[YOUR TASK] Count every line in the data below where "JSON" occurs, then state that number and nothing more.

— BEGIN INPUT DATA —

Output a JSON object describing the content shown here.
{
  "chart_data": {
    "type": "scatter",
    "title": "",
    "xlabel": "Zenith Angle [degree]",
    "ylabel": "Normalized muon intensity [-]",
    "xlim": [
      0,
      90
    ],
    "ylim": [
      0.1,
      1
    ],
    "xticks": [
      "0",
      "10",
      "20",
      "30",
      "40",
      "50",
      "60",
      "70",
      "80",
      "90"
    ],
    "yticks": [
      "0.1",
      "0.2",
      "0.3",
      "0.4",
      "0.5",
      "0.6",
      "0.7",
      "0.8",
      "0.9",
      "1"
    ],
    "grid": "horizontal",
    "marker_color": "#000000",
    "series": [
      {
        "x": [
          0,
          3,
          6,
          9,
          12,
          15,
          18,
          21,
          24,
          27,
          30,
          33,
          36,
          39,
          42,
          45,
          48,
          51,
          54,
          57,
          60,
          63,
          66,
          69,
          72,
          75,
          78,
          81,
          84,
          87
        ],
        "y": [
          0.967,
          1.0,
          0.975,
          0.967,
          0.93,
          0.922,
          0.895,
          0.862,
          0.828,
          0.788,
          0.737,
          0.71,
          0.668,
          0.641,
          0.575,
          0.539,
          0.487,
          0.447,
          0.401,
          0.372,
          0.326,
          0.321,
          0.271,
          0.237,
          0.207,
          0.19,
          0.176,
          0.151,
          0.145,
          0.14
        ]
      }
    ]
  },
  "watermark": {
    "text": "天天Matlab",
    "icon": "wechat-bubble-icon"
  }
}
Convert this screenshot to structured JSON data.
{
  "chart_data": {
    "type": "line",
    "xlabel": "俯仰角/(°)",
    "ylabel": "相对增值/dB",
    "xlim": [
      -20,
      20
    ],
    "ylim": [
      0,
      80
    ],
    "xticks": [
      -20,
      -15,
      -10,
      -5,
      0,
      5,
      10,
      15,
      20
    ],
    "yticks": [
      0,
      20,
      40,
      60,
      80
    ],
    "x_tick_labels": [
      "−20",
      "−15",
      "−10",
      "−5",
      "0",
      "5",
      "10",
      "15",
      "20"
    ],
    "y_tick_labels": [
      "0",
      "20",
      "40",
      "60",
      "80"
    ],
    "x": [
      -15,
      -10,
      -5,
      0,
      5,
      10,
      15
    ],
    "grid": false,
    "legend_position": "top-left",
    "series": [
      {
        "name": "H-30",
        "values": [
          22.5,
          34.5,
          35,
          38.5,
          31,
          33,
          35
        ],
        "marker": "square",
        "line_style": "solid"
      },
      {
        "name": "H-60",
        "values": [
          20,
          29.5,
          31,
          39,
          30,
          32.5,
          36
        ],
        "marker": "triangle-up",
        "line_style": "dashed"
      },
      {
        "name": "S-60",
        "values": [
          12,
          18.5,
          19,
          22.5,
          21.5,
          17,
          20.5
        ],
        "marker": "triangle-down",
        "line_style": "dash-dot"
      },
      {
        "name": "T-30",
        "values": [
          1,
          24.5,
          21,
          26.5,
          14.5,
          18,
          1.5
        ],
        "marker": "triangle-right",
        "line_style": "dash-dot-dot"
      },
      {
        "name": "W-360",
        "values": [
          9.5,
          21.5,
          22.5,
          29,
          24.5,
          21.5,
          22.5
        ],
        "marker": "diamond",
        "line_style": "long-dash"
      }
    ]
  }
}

— END INPUT DATA —

[EXERCISE RESPONSE] 2